__WHAT IS REQUIRED__. Tally each line where the word "they" occurs, then give only the total.

(Saved data entries)
....

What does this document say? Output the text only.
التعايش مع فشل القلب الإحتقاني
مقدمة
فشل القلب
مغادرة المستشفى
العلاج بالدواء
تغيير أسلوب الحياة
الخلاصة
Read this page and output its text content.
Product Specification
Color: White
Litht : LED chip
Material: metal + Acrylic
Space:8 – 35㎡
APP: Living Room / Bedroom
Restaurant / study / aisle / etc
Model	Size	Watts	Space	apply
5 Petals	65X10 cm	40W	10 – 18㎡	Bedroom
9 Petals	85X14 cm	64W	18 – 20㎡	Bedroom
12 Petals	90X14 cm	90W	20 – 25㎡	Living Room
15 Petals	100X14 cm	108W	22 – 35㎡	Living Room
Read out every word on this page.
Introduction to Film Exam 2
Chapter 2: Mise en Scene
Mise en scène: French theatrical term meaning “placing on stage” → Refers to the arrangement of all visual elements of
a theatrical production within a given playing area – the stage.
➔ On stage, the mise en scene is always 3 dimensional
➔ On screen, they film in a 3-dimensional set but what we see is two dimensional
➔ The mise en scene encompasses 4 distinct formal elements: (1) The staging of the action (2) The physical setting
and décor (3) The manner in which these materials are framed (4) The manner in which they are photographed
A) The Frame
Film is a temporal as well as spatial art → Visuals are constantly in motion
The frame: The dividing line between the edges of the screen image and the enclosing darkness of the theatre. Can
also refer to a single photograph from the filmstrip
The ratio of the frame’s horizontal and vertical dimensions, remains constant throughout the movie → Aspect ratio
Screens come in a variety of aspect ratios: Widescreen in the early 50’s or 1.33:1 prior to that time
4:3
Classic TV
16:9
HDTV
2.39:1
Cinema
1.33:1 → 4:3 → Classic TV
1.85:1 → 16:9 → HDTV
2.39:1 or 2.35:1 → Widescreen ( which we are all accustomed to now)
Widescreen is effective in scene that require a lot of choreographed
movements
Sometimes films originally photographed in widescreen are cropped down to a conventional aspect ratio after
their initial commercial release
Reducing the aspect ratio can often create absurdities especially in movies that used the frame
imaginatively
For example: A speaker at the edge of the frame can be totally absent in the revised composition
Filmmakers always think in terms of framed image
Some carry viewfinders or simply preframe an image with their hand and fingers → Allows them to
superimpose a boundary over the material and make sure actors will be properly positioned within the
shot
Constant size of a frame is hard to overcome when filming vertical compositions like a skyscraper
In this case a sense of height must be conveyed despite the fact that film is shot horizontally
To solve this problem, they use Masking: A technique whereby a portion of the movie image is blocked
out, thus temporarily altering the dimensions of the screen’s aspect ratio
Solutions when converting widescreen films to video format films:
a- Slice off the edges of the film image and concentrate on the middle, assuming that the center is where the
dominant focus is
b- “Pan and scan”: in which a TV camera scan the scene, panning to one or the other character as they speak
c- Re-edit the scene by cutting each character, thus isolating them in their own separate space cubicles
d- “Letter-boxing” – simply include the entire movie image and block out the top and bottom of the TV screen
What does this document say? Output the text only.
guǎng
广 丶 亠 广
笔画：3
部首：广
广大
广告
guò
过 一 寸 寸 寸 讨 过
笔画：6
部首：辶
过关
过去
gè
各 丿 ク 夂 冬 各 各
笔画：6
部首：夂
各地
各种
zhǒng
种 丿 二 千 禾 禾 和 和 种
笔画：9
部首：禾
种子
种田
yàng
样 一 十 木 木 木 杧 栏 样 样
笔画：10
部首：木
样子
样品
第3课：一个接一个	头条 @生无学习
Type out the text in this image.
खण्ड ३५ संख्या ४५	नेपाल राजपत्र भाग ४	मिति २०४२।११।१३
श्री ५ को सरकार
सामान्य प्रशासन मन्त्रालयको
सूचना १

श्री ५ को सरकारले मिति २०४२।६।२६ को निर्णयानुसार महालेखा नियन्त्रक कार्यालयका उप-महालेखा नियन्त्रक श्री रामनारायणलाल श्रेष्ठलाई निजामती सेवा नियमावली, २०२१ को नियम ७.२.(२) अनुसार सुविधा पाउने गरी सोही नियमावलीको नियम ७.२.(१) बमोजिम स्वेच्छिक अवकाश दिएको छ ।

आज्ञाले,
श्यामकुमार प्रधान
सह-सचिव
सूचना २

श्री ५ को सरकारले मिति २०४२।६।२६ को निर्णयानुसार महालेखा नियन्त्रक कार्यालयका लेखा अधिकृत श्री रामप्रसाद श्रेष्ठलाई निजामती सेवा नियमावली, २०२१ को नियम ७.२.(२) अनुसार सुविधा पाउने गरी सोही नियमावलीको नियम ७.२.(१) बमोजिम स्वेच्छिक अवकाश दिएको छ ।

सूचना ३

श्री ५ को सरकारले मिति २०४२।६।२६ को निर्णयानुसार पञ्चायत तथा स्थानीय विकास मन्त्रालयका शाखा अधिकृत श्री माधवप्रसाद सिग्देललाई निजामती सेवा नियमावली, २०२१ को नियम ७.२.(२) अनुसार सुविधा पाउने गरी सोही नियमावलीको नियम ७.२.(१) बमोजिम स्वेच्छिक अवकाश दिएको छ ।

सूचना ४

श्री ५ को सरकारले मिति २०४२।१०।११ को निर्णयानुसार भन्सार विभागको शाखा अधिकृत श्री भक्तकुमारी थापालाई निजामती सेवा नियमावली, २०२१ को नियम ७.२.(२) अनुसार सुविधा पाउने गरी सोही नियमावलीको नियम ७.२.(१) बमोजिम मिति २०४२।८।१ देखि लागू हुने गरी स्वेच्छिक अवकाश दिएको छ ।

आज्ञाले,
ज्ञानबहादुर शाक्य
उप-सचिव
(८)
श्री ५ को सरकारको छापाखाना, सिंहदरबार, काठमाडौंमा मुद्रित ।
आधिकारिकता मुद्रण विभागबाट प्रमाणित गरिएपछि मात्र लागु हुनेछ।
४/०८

....

__FULL SOLUTION__. 4